Start Excerpted data

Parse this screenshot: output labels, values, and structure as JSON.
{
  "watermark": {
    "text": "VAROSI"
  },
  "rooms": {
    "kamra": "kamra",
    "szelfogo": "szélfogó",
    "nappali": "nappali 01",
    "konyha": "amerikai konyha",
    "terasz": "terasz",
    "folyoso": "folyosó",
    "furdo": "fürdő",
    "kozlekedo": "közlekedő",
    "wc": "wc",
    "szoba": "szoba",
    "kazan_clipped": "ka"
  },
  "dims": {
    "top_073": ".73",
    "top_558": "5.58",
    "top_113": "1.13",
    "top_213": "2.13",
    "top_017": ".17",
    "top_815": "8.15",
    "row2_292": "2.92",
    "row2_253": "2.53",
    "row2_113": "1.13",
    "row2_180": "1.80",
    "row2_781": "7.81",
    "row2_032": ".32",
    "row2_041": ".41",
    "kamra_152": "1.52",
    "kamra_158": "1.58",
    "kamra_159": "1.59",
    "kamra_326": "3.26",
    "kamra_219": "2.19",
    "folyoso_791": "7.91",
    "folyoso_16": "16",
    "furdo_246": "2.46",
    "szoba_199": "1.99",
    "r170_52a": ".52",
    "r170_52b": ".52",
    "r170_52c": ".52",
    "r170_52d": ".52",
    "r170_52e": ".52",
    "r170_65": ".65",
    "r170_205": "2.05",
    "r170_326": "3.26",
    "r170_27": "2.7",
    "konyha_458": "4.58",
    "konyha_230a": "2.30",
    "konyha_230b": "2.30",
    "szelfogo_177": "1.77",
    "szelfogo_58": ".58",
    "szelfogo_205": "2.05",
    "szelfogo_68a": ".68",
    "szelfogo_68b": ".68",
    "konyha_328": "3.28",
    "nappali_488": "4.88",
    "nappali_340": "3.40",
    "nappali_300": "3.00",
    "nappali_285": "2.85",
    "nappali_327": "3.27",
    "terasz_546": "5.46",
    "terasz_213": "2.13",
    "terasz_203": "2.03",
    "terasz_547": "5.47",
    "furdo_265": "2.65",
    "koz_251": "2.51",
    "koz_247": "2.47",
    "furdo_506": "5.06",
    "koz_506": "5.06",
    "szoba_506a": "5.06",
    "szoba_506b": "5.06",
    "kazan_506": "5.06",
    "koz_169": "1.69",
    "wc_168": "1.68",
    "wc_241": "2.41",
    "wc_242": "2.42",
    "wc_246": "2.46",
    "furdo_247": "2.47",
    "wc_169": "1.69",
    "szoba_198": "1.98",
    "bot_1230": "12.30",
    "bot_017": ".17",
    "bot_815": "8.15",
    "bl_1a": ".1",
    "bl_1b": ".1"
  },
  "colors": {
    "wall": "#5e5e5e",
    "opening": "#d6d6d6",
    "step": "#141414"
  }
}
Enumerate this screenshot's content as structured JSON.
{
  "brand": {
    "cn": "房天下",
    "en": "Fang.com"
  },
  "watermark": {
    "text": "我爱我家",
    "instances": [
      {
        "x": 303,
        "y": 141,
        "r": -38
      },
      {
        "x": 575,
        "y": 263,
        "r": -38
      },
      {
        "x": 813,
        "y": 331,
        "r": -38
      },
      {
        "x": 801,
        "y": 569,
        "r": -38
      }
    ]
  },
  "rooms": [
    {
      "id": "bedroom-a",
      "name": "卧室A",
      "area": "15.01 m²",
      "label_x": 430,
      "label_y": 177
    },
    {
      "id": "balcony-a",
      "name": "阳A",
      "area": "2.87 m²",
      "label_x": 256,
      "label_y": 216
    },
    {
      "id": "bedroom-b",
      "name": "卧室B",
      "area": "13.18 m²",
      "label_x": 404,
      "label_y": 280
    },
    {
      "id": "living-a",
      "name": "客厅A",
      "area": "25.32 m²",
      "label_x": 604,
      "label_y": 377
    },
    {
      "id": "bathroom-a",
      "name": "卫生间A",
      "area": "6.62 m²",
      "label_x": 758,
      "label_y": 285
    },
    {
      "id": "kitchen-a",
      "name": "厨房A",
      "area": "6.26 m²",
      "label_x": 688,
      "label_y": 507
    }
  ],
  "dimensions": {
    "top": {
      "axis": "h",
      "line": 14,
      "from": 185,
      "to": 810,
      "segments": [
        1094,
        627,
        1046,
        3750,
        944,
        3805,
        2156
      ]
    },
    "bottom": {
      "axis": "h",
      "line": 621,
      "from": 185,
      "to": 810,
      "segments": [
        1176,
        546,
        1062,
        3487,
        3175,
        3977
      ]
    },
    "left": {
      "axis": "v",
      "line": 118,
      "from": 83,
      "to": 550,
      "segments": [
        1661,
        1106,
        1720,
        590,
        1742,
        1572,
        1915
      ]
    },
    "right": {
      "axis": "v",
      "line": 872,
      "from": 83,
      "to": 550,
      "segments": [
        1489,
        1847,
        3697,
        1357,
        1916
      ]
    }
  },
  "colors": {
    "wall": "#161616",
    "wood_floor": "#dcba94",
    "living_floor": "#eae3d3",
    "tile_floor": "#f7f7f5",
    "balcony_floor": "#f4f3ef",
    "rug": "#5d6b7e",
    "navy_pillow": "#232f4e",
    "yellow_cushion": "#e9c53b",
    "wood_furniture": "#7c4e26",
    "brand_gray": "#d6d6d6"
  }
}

End Excerpted data

Transcribe the whole listing with nothing added or left out.

*Solved problem*
Parse this screenshot: output labels, values, and structure as JSON.
{
  "watermark": {
    "text": "VAROSI"
  },
  "rooms": {
    "kamra": "kamra",
    "szelfogo": "szélfogó",
    "nappali": "nappali 01",
    "konyha": "amerikai konyha",
    "terasz": "terasz",
    "folyoso": "folyosó",
    "furdo": "fürdő",
    "kozlekedo": "közlekedő",
    "wc": "wc",
    "szoba": "szoba",
    "kazan_clipped": "ka"
  },
  "dims": {
    "top_073": ".73",
    "top_558": "5.58",
    "top_113": "1.13",
    "top_213": "2.13",
    "top_017": ".17",
    "top_815": "8.15",
    "row2_292": "2.92",
    "row2_253": "2.53",
    "row2_113": "1.13",
    "row2_180": "1.80",
    "row2_781": "7.81",
    "row2_032": ".32",
    "row2_041": ".41",
    "kamra_152": "1.52",
    "kamra_158": "1.58",
    "kamra_159": "1.59",
    "kamra_326": "3.26",
    "kamra_219": "2.19",
    "folyoso_791": "7.91",
    "folyoso_16": "16",
    "furdo_246": "2.46",
    "szoba_199": "1.99",
    "r170_52a": ".52",
    "r170_52b": ".52",
    "r170_52c": ".52",
    "r170_52d": ".52",
    "r170_52e": ".52",
    "r170_65": ".65",
    "r170_205": "2.05",
    "r170_326": "3.26",
    "r170_27": "2.7",
    "konyha_458": "4.58",
    "konyha_230a": "2.30",
    "konyha_230b": "2.30",
    "szelfogo_177": "1.77",
    "szelfogo_58": ".58",
    "szelfogo_205": "2.05",
    "szelfogo_68a": ".68",
    "szelfogo_68b": ".68",
    "konyha_328": "3.28",
    "nappali_488": "4.88",
    "nappali_340": "3.40",
    "nappali_300": "3.00",
    "nappali_285": "2.85",
    "nappali_327": "3.27",
    "terasz_546": "5.46",
    "terasz_213": "2.13",
    "terasz_203": "2.03",
    "terasz_547": "5.47",
    "furdo_265": "2.65",
    "koz_251": "2.51",
    "koz_247": "2.47",
    "furdo_506": "5.06",
    "koz_506": "5.06",
    "szoba_506a": "5.06",
    "szoba_506b": "5.06",
    "kazan_506": "5.06",
    "koz_169": "1.69",
    "wc_168": "1.68",
    "wc_241": "2.41",
    "wc_242": "2.42",
    "wc_246": "2.46",
    "furdo_247": "2.47",
    "wc_169": "1.69",
    "szoba_198": "1.98",
    "bot_1230": "12.30",
    "bot_017": ".17",
    "bot_815": "8.15",
    "bl_1a": ".1",
    "bl_1b": ".1"
  },
  "colors": {
    "wall": "#5e5e5e",
    "opening": "#d6d6d6",
    "step": "#141414"
  }
}
Enumerate this screenshot's content as structured JSON.
{
  "brand": {
    "cn": "房天下",
    "en": "Fang.com"
  },
  "watermark": {
    "text": "我爱我家",
    "instances": [
      {
        "x": 303,
        "y": 141,
        "r": -38
      },
      {
        "x": 575,
        "y": 263,
        "r": -38
      },
      {
        "x": 813,
        "y": 331,
        "r": -38
      },
      {
        "x": 801,
        "y": 569,
        "r": -38
      }
    ]
  },
  "rooms": [
    {
      "id": "bedroom-a",
      "name": "卧室A",
      "area": "15.01 m²",
      "label_x": 430,
      "label_y": 177
    },
    {
      "id": "balcony-a",
      "name": "阳A",
      "area": "2.87 m²",
      "label_x": 256,
      "label_y": 216
    },
    {
      "id": "bedroom-b",
      "name": "卧室B",
      "area": "13.18 m²",
      "label_x": 404,
      "label_y": 280
    },
    {
      "id": "living-a",
      "name": "客厅A",
      "area": "25.32 m²",
      "label_x": 604,
      "label_y": 377
    },
    {
      "id": "bathroom-a",
      "name": "卫生间A",
      "area": "6.62 m²",
      "label_x": 758,
      "label_y": 285
    },
    {
      "id": "kitchen-a",
      "name": "厨房A",
      "area": "6.26 m²",
      "label_x": 688,
      "label_y": 507
    }
  ],
  "dimensions": {
    "top": {
      "axis": "h",
      "line": 14,
      "from": 185,
      "to": 810,
      "segments": [
        1094,
        627,
        1046,
        3750,
        944,
        3805,
        2156
      ]
    },
    "bottom": {
      "axis": "h",
      "line": 621,
      "from": 185,
      "to": 810,
      "segments": [
        1176,
        546,
        1062,
        3487,
        3175,
        3977
      ]
    },
    "left": {
      "axis": "v",
      "line": 118,
      "from": 83,
      "to": 550,
      "segments": [
        1661,
        1106,
        1720,
        590,
        1742,
        1572,
        1915
      ]
    },
    "right": {
      "axis": "v",
      "line": 872,
      "from": 83,
      "to": 550,
      "segments": [
        1489,
        1847,
        3697,
        1357,
        1916
      ]
    }
  },
  "colors": {
    "wall": "#161616",
    "wood_floor": "#dcba94",
    "living_floor": "#eae3d3",
    "tile_floor": "#f7f7f5",
    "balcony_floor": "#f4f3ef",
    "rug": "#5d6b7e",
    "navy_pillow": "#232f4e",
    "yellow_cushion": "#e9c53b",
    "wood_furniture": "#7c4e26",
    "brand_gray": "#d6d6d6"
  }
}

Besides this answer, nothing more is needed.